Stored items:
========================
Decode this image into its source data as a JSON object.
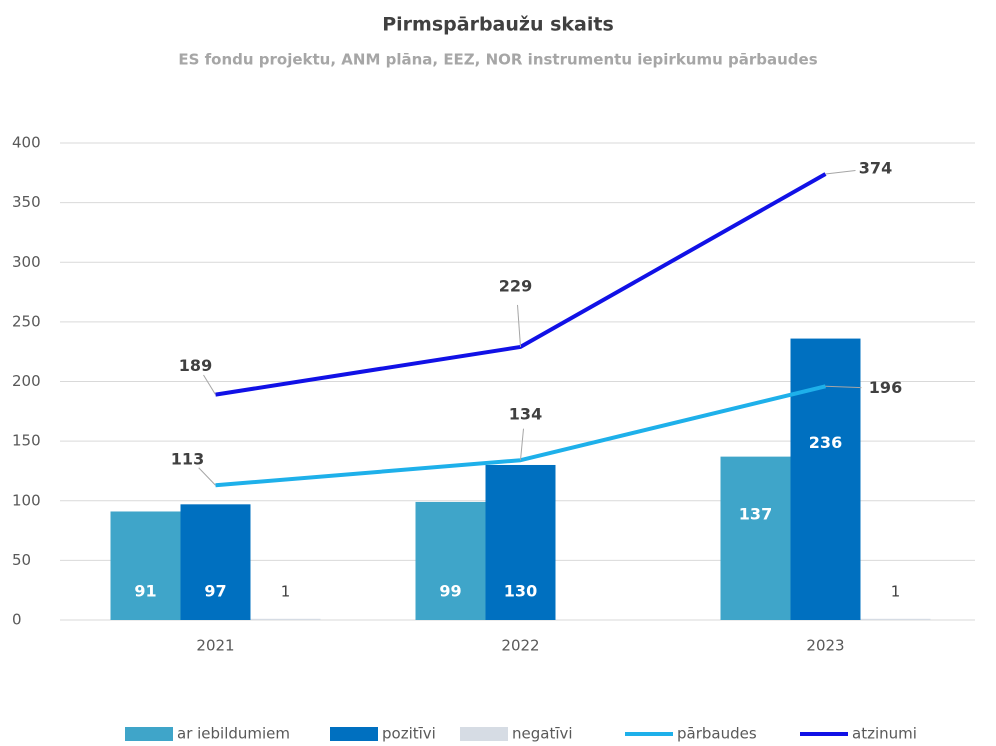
{
  "chart_data": {
    "type": "bar+line",
    "title": "Pirmspārbaužu skaits",
    "subtitle": "ES fondu projektu, ANM plāna, EEZ, NOR instrumentu iepirkumu pārbaudes",
    "categories": [
      "2021",
      "2022",
      "2023"
    ],
    "ylim": [
      0,
      400
    ],
    "yticks": [
      0,
      50,
      100,
      150,
      200,
      250,
      300,
      350,
      400
    ],
    "grid": true,
    "series": [
      {
        "name": "ar iebildumiem",
        "type": "bar",
        "color": "#3fa5c9",
        "values": [
          91,
          99,
          137
        ]
      },
      {
        "name": "pozitīvi",
        "type": "bar",
        "color": "#0070c0",
        "values": [
          97,
          130,
          236
        ]
      },
      {
        "name": "negatīvi",
        "type": "bar",
        "color": "#d6dce4",
        "values": [
          1,
          null,
          1
        ]
      },
      {
        "name": "pārbaudes",
        "type": "line",
        "color": "#1eb0ea",
        "values": [
          113,
          134,
          196
        ]
      },
      {
        "name": "atzinumi",
        "type": "line",
        "color": "#1111e6",
        "values": [
          189,
          229,
          374
        ]
      }
    ]
  }
}
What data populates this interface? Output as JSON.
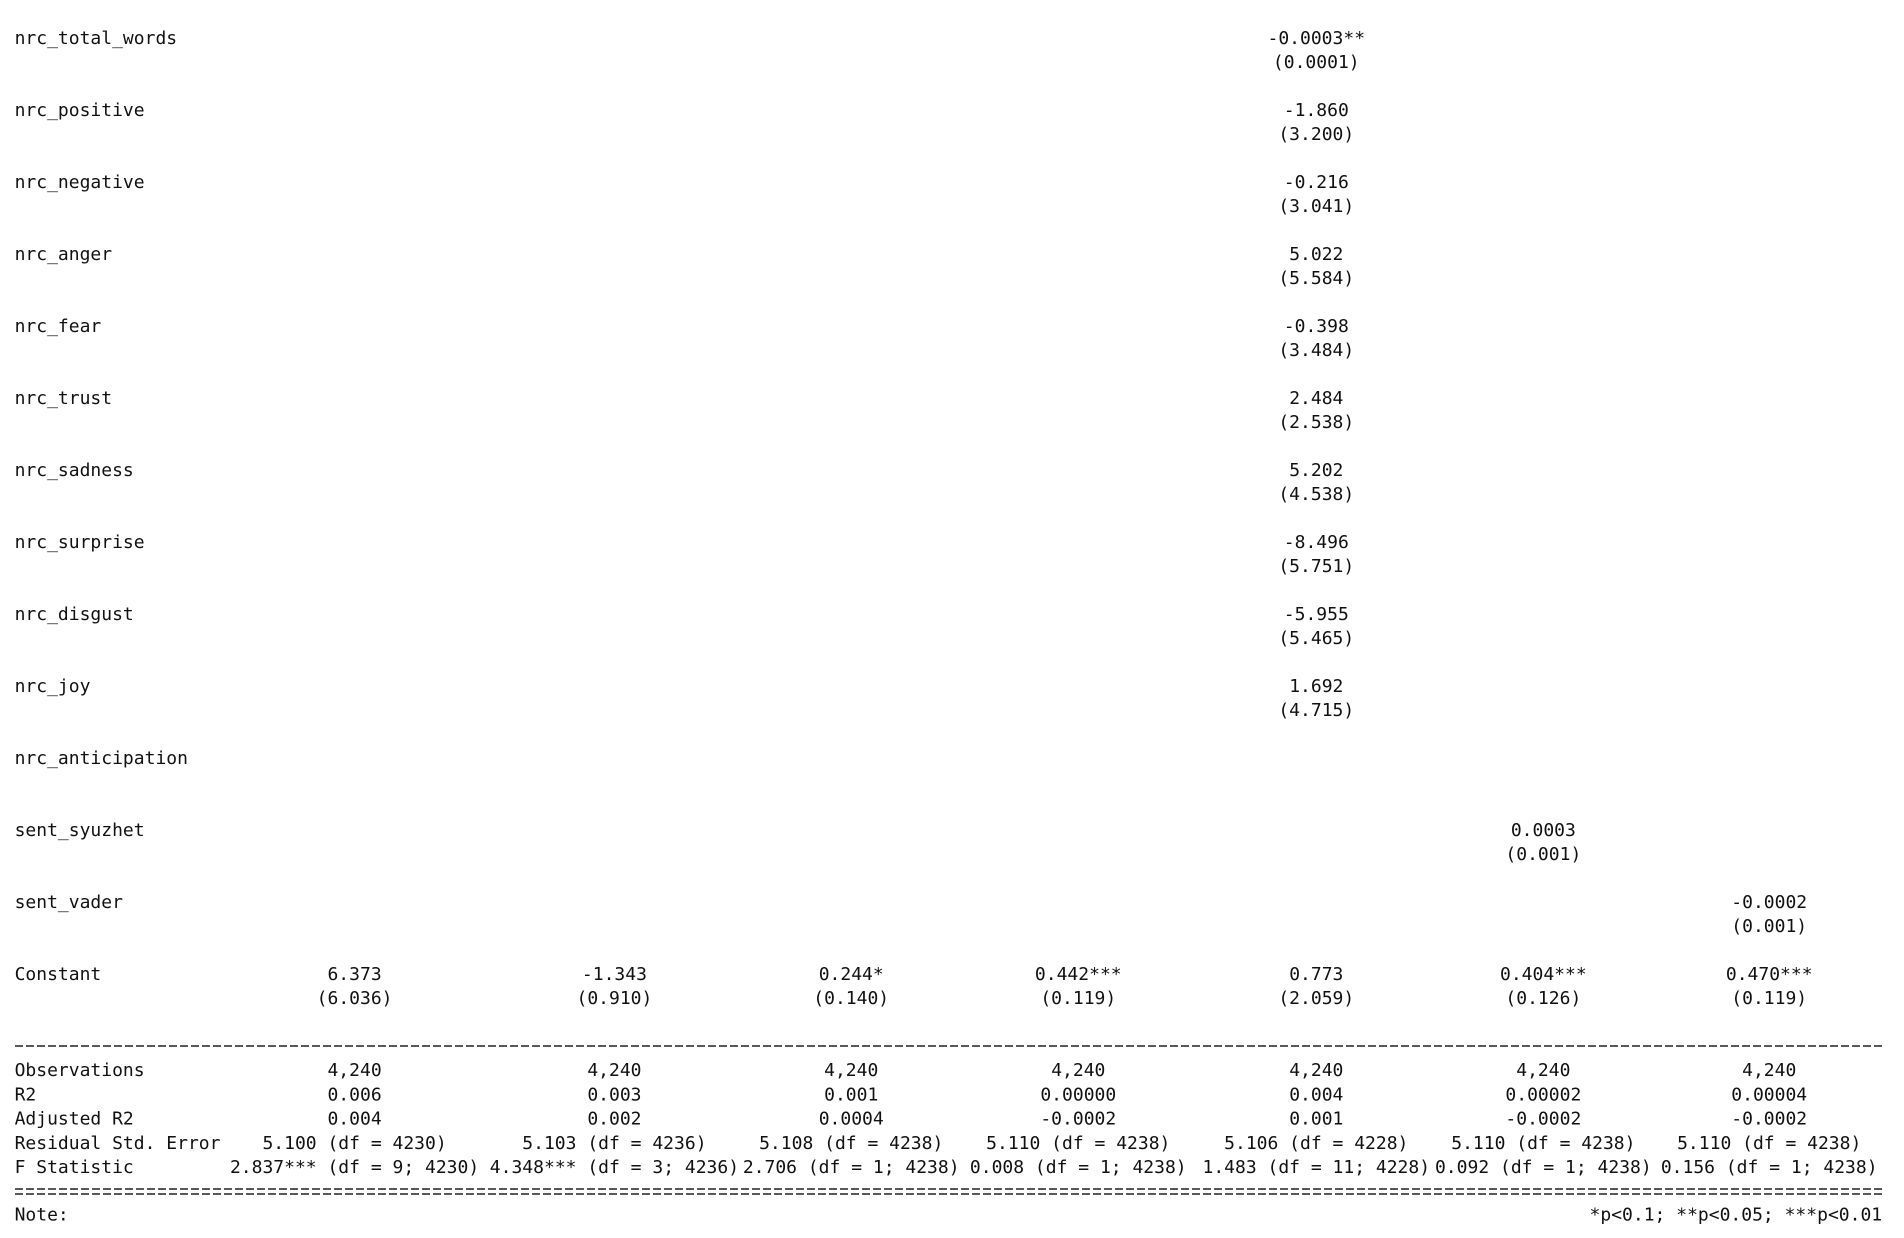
{
  "coefficients": [
    {
      "label": "nrc_total_words",
      "values": [
        null,
        null,
        null,
        null,
        "-0.0003**",
        null,
        null
      ],
      "se": [
        null,
        null,
        null,
        null,
        "(0.0001)",
        null,
        null
      ]
    },
    {
      "label": "nrc_positive",
      "values": [
        null,
        null,
        null,
        null,
        "-1.860",
        null,
        null
      ],
      "se": [
        null,
        null,
        null,
        null,
        "(3.200)",
        null,
        null
      ]
    },
    {
      "label": "nrc_negative",
      "values": [
        null,
        null,
        null,
        null,
        "-0.216",
        null,
        null
      ],
      "se": [
        null,
        null,
        null,
        null,
        "(3.041)",
        null,
        null
      ]
    },
    {
      "label": "nrc_anger",
      "values": [
        null,
        null,
        null,
        null,
        "5.022",
        null,
        null
      ],
      "se": [
        null,
        null,
        null,
        null,
        "(5.584)",
        null,
        null
      ]
    },
    {
      "label": "nrc_fear",
      "values": [
        null,
        null,
        null,
        null,
        "-0.398",
        null,
        null
      ],
      "se": [
        null,
        null,
        null,
        null,
        "(3.484)",
        null,
        null
      ]
    },
    {
      "label": "nrc_trust",
      "values": [
        null,
        null,
        null,
        null,
        "2.484",
        null,
        null
      ],
      "se": [
        null,
        null,
        null,
        null,
        "(2.538)",
        null,
        null
      ]
    },
    {
      "label": "nrc_sadness",
      "values": [
        null,
        null,
        null,
        null,
        "5.202",
        null,
        null
      ],
      "se": [
        null,
        null,
        null,
        null,
        "(4.538)",
        null,
        null
      ]
    },
    {
      "label": "nrc_surprise",
      "values": [
        null,
        null,
        null,
        null,
        "-8.496",
        null,
        null
      ],
      "se": [
        null,
        null,
        null,
        null,
        "(5.751)",
        null,
        null
      ]
    },
    {
      "label": "nrc_disgust",
      "values": [
        null,
        null,
        null,
        null,
        "-5.955",
        null,
        null
      ],
      "se": [
        null,
        null,
        null,
        null,
        "(5.465)",
        null,
        null
      ]
    },
    {
      "label": "nrc_joy",
      "values": [
        null,
        null,
        null,
        null,
        "1.692",
        null,
        null
      ],
      "se": [
        null,
        null,
        null,
        null,
        "(4.715)",
        null,
        null
      ]
    },
    {
      "label": "nrc_anticipation",
      "values": [
        null,
        null,
        null,
        null,
        null,
        null,
        null
      ],
      "se": [
        null,
        null,
        null,
        null,
        null,
        null,
        null
      ]
    },
    {
      "label": "sent_syuzhet",
      "values": [
        null,
        null,
        null,
        null,
        null,
        "0.0003",
        null
      ],
      "se": [
        null,
        null,
        null,
        null,
        null,
        "(0.001)",
        null
      ]
    },
    {
      "label": "sent_vader",
      "values": [
        null,
        null,
        null,
        null,
        null,
        null,
        "-0.0002"
      ],
      "se": [
        null,
        null,
        null,
        null,
        null,
        null,
        "(0.001)"
      ]
    },
    {
      "label": "Constant",
      "values": [
        "6.373",
        "-1.343",
        "0.244*",
        "0.442***",
        "0.773",
        "0.404***",
        "0.470***"
      ],
      "se": [
        "(6.036)",
        "(0.910)",
        "(0.140)",
        "(0.119)",
        "(2.059)",
        "(0.126)",
        "(0.119)"
      ]
    }
  ],
  "stats": [
    {
      "label": "Observations",
      "values": [
        "4,240",
        "4,240",
        "4,240",
        "4,240",
        "4,240",
        "4,240",
        "4,240"
      ]
    },
    {
      "label": "R2",
      "values": [
        "0.006",
        "0.003",
        "0.001",
        "0.00000",
        "0.004",
        "0.00002",
        "0.00004"
      ]
    },
    {
      "label": "Adjusted R2",
      "values": [
        "0.004",
        "0.002",
        "0.0004",
        "-0.0002",
        "0.001",
        "-0.0002",
        "-0.0002"
      ]
    },
    {
      "label": "Residual Std. Error",
      "values": [
        "5.100 (df = 4230)",
        "5.103 (df = 4236)",
        "5.108 (df = 4238)",
        "5.110 (df = 4238)",
        "5.106 (df = 4228)",
        "5.110 (df = 4238)",
        "5.110 (df = 4238)"
      ]
    },
    {
      "label": "F Statistic",
      "values": [
        "2.837*** (df = 9; 4230)",
        "4.348*** (df = 3; 4236)",
        "2.706 (df = 1; 4238)",
        "0.008 (df = 1; 4238)",
        "1.483 (df = 11; 4228)",
        "0.092 (df = 1; 4238)",
        "0.156 (df = 1; 4238)"
      ]
    }
  ],
  "note": {
    "label": "Note:",
    "text": "*p<0.1; **p<0.05; ***p<0.01"
  }
}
========================
* Short task *
Without including the pictures, reproduce all entries exactly.

* Written solution *
Decode this image into its source data as a JSON object.
{
  "chart_data": {
    "type": "bar+line",
    "title": "Pirmspārbaužu skaits",
    "subtitle": "ES fondu projektu, ANM plāna, EEZ, NOR instrumentu iepirkumu pārbaudes",
    "categories": [
      "2021",
      "2022",
      "2023"
    ],
    "ylim": [
      0,
      400
    ],
    "yticks": [
      0,
      50,
      100,
      150,
      200,
      250,
      300,
      350,
      400
    ],
    "grid": true,
    "series": [
      {
        "name": "ar iebildumiem",
        "type": "bar",
        "color": "#3fa5c9",
        "values": [
          91,
          99,
          137
        ]
      },
      {
        "name": "pozitīvi",
        "type": "bar",
        "color": "#0070c0",
        "values": [
          97,
          130,
          236
        ]
      },
      {
        "name": "negatīvi",
        "type": "bar",
        "color": "#d6dce4",
        "values": [
          1,
          null,
          1
        ]
      },
      {
        "name": "pārbaudes",
        "type": "line",
        "color": "#1eb0ea",
        "values": [
          113,
          134,
          196
        ]
      },
      {
        "name": "atzinumi",
        "type": "line",
        "color": "#1111e6",
        "values": [
          189,
          229,
          374
        ]
      }
    ]
  }
}
What data populates this interface? Output as JSON.
{
  "coefficients": [
    {
      "label": "nrc_total_words",
      "values": [
        null,
        null,
        null,
        null,
        "-0.0003**",
        null,
        null
      ],
      "se": [
        null,
        null,
        null,
        null,
        "(0.0001)",
        null,
        null
      ]
    },
    {
      "label": "nrc_positive",
      "values": [
        null,
        null,
        null,
        null,
        "-1.860",
        null,
        null
      ],
      "se": [
        null,
        null,
        null,
        null,
        "(3.200)",
        null,
        null
      ]
    },
    {
      "label": "nrc_negative",
      "values": [
        null,
        null,
        null,
        null,
        "-0.216",
        null,
        null
      ],
      "se": [
        null,
        null,
        null,
        null,
        "(3.041)",
        null,
        null
      ]
    },
    {
      "label": "nrc_anger",
      "values": [
        null,
        null,
        null,
        null,
        "5.022",
        null,
        null
      ],
      "se": [
        null,
        null,
        null,
        null,
        "(5.584)",
        null,
        null
      ]
    },
    {
      "label": "nrc_fear",
      "values": [
        null,
        null,
        null,
        null,
        "-0.398",
        null,
        null
      ],
      "se": [
        null,
        null,
        null,
        null,
        "(3.484)",
        null,
        null
      ]
    },
    {
      "label": "nrc_trust",
      "values": [
        null,
        null,
        null,
        null,
        "2.484",
        null,
        null
      ],
      "se": [
        null,
        null,
        null,
        null,
        "(2.538)",
        null,
        null
      ]
    },
    {
      "label": "nrc_sadness",
      "values": [
        null,
        null,
        null,
        null,
        "5.202",
        null,
        null
      ],
      "se": [
        null,
        null,
        null,
        null,
        "(4.538)",
        null,
        null
      ]
    },
    {
      "label": "nrc_surprise",
      "values": [
        null,
        null,
        null,
        null,
        "-8.496",
        null,
        null
      ],
      "se": [
        null,
        null,
        null,
        null,
        "(5.751)",
        null,
        null
      ]
    },
    {
      "label": "nrc_disgust",
      "values": [
        null,
        null,
        null,
        null,
        "-5.955",
        null,
        null
      ],
      "se": [
        null,
        null,
        null,
        null,
        "(5.465)",
        null,
        null
      ]
    },
    {
      "label": "nrc_joy",
      "values": [
        null,
        null,
        null,
        null,
        "1.692",
        null,
        null
      ],
      "se": [
        null,
        null,
        null,
        null,
        "(4.715)",
        null,
        null
      ]
    },
    {
      "label": "nrc_anticipation",
      "values": [
        null,
        null,
        null,
        null,
        null,
        null,
        null
      ],
      "se": [
        null,
        null,
        null,
        null,
        null,
        null,
        null
      ]
    },
    {
      "label": "sent_syuzhet",
      "values": [
        null,
        null,
        null,
        null,
        null,
        "0.0003",
        null
      ],
      "se": [
        null,
        null,
        null,
        null,
        null,
        "(0.001)",
        null
      ]
    },
    {
      "label": "sent_vader",
      "values": [
        null,
        null,
        null,
        null,
        null,
        null,
        "-0.0002"
      ],
      "se": [
        null,
        null,
        null,
        null,
        null,
        null,
        "(0.001)"
      ]
    },
    {
      "label": "Constant",
      "values": [
        "6.373",
        "-1.343",
        "0.244*",
        "0.442***",
        "0.773",
        "0.404***",
        "0.470***"
      ],
      "se": [
        "(6.036)",
        "(0.910)",
        "(0.140)",
        "(0.119)",
        "(2.059)",
        "(0.126)",
        "(0.119)"
      ]
    }
  ],
  "stats": [
    {
      "label": "Observations",
      "values": [
        "4,240",
        "4,240",
        "4,240",
        "4,240",
        "4,240",
        "4,240",
        "4,240"
      ]
    },
    {
      "label": "R2",
      "values": [
        "0.006",
        "0.003",
        "0.001",
        "0.00000",
        "0.004",
        "0.00002",
        "0.00004"
      ]
    },
    {
      "label": "Adjusted R2",
      "values": [
        "0.004",
        "0.002",
        "0.0004",
        "-0.0002",
        "0.001",
        "-0.0002",
        "-0.0002"
      ]
    },
    {
      "label": "Residual Std. Error",
      "values": [
        "5.100 (df = 4230)",
        "5.103 (df = 4236)",
        "5.108 (df = 4238)",
        "5.110 (df = 4238)",
        "5.106 (df = 4228)",
        "5.110 (df = 4238)",
        "5.110 (df = 4238)"
      ]
    },
    {
      "label": "F Statistic",
      "values": [
        "2.837*** (df = 9; 4230)",
        "4.348*** (df = 3; 4236)",
        "2.706 (df = 1; 4238)",
        "0.008 (df = 1; 4238)",
        "1.483 (df = 11; 4228)",
        "0.092 (df = 1; 4238)",
        "0.156 (df = 1; 4238)"
      ]
    }
  ],
  "note": {
    "label": "Note:",
    "text": "*p<0.1; **p<0.05; ***p<0.01"
  }
}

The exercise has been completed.